> _WHAT YOU NEED TO DO_
Beneath this task is a listing; retype all of it exactly.
»»
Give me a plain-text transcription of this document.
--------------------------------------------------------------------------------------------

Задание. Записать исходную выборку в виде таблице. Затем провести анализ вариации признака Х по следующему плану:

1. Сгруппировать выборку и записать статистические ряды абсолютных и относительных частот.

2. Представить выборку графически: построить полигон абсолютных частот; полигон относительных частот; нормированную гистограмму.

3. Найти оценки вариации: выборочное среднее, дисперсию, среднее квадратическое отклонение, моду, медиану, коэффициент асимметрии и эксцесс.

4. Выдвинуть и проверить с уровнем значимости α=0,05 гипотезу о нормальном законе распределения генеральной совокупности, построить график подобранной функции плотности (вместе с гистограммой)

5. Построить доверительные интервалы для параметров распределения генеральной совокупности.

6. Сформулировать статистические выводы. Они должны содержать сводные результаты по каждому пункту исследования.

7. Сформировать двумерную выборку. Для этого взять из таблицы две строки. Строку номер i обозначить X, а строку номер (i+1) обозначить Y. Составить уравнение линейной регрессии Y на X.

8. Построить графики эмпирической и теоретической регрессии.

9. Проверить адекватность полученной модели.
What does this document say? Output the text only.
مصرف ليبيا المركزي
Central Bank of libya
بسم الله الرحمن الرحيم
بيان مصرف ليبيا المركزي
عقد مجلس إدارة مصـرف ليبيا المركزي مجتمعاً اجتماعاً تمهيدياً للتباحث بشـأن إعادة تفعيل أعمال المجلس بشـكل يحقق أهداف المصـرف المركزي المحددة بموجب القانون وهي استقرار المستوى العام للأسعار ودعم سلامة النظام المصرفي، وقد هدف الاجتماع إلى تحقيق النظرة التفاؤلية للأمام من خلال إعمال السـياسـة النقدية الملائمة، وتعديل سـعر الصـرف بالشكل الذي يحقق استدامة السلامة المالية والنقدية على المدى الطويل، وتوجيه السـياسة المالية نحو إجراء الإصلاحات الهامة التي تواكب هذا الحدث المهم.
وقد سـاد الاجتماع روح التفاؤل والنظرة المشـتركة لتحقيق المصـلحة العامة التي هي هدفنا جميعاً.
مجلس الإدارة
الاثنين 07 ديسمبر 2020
««
> _THE OUTPUT_
Give me a plain-text transcription of this document.
--------------------------------------------------------------------------------------------

Задание. Записать исходную выборку в виде таблице. Затем провести анализ вариации признака Х по следующему плану:

1. Сгруппировать выборку и записать статистические ряды абсолютных и относительных частот.

2. Представить выборку графически: построить полигон абсолютных частот; полигон относительных частот; нормированную гистограмму.

3. Найти оценки вариации: выборочное среднее, дисперсию, среднее квадратическое отклонение, моду, медиану, коэффициент асимметрии и эксцесс.

4. Выдвинуть и проверить с уровнем значимости α=0,05 гипотезу о нормальном законе распределения генеральной совокупности, построить график подобранной функции плотности (вместе с гистограммой)

5. Построить доверительные интервалы для параметров распределения генеральной совокупности.

6. Сформулировать статистические выводы. Они должны содержать сводные результаты по каждому пункту исследования.

7. Сформировать двумерную выборку. Для этого взять из таблицы две строки. Строку номер i обозначить X, а строку номер (i+1) обозначить Y. Составить уравнение линейной регрессии Y на X.

8. Построить графики эмпирической и теоретической регрессии.

9. Проверить адекватность полученной модели.
What does this document say? Output the text only.
مصرف ليبيا المركزي
Central Bank of libya
بسم الله الرحمن الرحيم
بيان مصرف ليبيا المركزي
عقد مجلس إدارة مصـرف ليبيا المركزي مجتمعاً اجتماعاً تمهيدياً للتباحث بشـأن إعادة تفعيل أعمال المجلس بشـكل يحقق أهداف المصـرف المركزي المحددة بموجب القانون وهي استقرار المستوى العام للأسعار ودعم سلامة النظام المصرفي، وقد هدف الاجتماع إلى تحقيق النظرة التفاؤلية للأمام من خلال إعمال السـياسـة النقدية الملائمة، وتعديل سـعر الصـرف بالشكل الذي يحقق استدامة السلامة المالية والنقدية على المدى الطويل، وتوجيه السـياسة المالية نحو إجراء الإصلاحات الهامة التي تواكب هذا الحدث المهم.
وقد سـاد الاجتماع روح التفاؤل والنظرة المشـتركة لتحقيق المصـلحة العامة التي هي هدفنا جميعاً.
مجلس الإدارة
الاثنين 07 ديسمبر 2020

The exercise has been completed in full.